§ Goal of the exercise
Below is a block of data; give all of it again word for word.

* begin Input material *

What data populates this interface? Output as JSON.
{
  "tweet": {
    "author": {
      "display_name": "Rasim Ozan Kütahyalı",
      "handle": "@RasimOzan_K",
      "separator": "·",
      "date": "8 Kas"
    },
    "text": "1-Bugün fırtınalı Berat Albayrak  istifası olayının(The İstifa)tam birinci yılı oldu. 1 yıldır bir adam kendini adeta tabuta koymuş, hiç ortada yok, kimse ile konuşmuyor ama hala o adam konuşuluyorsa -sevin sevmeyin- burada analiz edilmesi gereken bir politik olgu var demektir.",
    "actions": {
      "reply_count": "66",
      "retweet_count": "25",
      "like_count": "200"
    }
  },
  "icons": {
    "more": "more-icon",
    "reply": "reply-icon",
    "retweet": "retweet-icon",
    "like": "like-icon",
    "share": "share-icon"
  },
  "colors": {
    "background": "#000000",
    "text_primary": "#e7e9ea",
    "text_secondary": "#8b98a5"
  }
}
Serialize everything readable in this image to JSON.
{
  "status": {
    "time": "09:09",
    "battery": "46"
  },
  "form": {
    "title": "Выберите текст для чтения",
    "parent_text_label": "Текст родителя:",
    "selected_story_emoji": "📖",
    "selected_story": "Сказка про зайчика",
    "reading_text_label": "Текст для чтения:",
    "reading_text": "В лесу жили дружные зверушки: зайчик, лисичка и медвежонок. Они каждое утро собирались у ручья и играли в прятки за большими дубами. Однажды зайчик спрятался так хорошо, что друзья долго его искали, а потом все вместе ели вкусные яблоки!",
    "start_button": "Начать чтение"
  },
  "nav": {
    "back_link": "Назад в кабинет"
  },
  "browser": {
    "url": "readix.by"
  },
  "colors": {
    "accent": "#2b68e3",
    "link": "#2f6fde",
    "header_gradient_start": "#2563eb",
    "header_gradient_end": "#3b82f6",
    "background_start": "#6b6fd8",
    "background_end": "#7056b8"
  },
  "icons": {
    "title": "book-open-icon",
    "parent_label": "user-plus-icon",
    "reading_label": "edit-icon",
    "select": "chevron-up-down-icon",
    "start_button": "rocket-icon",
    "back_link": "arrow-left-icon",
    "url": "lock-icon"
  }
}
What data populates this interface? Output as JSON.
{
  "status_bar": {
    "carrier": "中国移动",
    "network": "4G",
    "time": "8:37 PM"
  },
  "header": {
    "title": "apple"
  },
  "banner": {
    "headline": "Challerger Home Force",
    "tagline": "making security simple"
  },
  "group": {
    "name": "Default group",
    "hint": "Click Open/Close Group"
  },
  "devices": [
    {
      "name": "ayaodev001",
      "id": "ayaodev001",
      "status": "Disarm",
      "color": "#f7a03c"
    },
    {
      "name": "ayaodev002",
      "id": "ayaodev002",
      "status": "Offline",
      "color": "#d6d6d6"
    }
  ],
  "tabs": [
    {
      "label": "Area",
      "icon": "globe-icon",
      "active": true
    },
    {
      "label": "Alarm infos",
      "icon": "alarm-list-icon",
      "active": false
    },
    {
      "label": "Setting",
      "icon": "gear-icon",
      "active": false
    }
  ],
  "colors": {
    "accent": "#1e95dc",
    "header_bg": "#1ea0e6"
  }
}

* end Input material *

§ Final answer
What data populates this interface? Output as JSON.
{
  "tweet": {
    "author": {
      "display_name": "Rasim Ozan Kütahyalı",
      "handle": "@RasimOzan_K",
      "separator": "·",
      "date": "8 Kas"
    },
    "text": "1-Bugün fırtınalı Berat Albayrak  istifası olayının(The İstifa)tam birinci yılı oldu. 1 yıldır bir adam kendini adeta tabuta koymuş, hiç ortada yok, kimse ile konuşmuyor ama hala o adam konuşuluyorsa -sevin sevmeyin- burada analiz edilmesi gereken bir politik olgu var demektir.",
    "actions": {
      "reply_count": "66",
      "retweet_count": "25",
      "like_count": "200"
    }
  },
  "icons": {
    "more": "more-icon",
    "reply": "reply-icon",
    "retweet": "retweet-icon",
    "like": "like-icon",
    "share": "share-icon"
  },
  "colors": {
    "background": "#000000",
    "text_primary": "#e7e9ea",
    "text_secondary": "#8b98a5"
  }
}
Serialize everything readable in this image to JSON.
{
  "status": {
    "time": "09:09",
    "battery": "46"
  },
  "form": {
    "title": "Выберите текст для чтения",
    "parent_text_label": "Текст родителя:",
    "selected_story_emoji": "📖",
    "selected_story": "Сказка про зайчика",
    "reading_text_label": "Текст для чтения:",
    "reading_text": "В лесу жили дружные зверушки: зайчик, лисичка и медвежонок. Они каждое утро собирались у ручья и играли в прятки за большими дубами. Однажды зайчик спрятался так хорошо, что друзья долго его искали, а потом все вместе ели вкусные яблоки!",
    "start_button": "Начать чтение"
  },
  "nav": {
    "back_link": "Назад в кабинет"
  },
  "browser": {
    "url": "readix.by"
  },
  "colors": {
    "accent": "#2b68e3",
    "link": "#2f6fde",
    "header_gradient_start": "#2563eb",
    "header_gradient_end": "#3b82f6",
    "background_start": "#6b6fd8",
    "background_end": "#7056b8"
  },
  "icons": {
    "title": "book-open-icon",
    "parent_label": "user-plus-icon",
    "reading_label": "edit-icon",
    "select": "chevron-up-down-icon",
    "start_button": "rocket-icon",
    "back_link": "arrow-left-icon",
    "url": "lock-icon"
  }
}
What data populates this interface? Output as JSON.
{
  "status_bar": {
    "carrier": "中国移动",
    "network": "4G",
    "time": "8:37 PM"
  },
  "header": {
    "title": "apple"
  },
  "banner": {
    "headline": "Challerger Home Force",
    "tagline": "making security simple"
  },
  "group": {
    "name": "Default group",
    "hint": "Click Open/Close Group"
  },
  "devices": [
    {
      "name": "ayaodev001",
      "id": "ayaodev001",
      "status": "Disarm",
      "color": "#f7a03c"
    },
    {
      "name": "ayaodev002",
      "id": "ayaodev002",
      "status": "Offline",
      "color": "#d6d6d6"
    }
  ],
  "tabs": [
    {
      "label": "Area",
      "icon": "globe-icon",
      "active": true
    },
    {
      "label": "Alarm infos",
      "icon": "alarm-list-icon",
      "active": false
    },
    {
      "label": "Setting",
      "icon": "gear-icon",
      "active": false
    }
  ],
  "colors": {
    "accent": "#1e95dc",
    "header_bg": "#1ea0e6"
  }
}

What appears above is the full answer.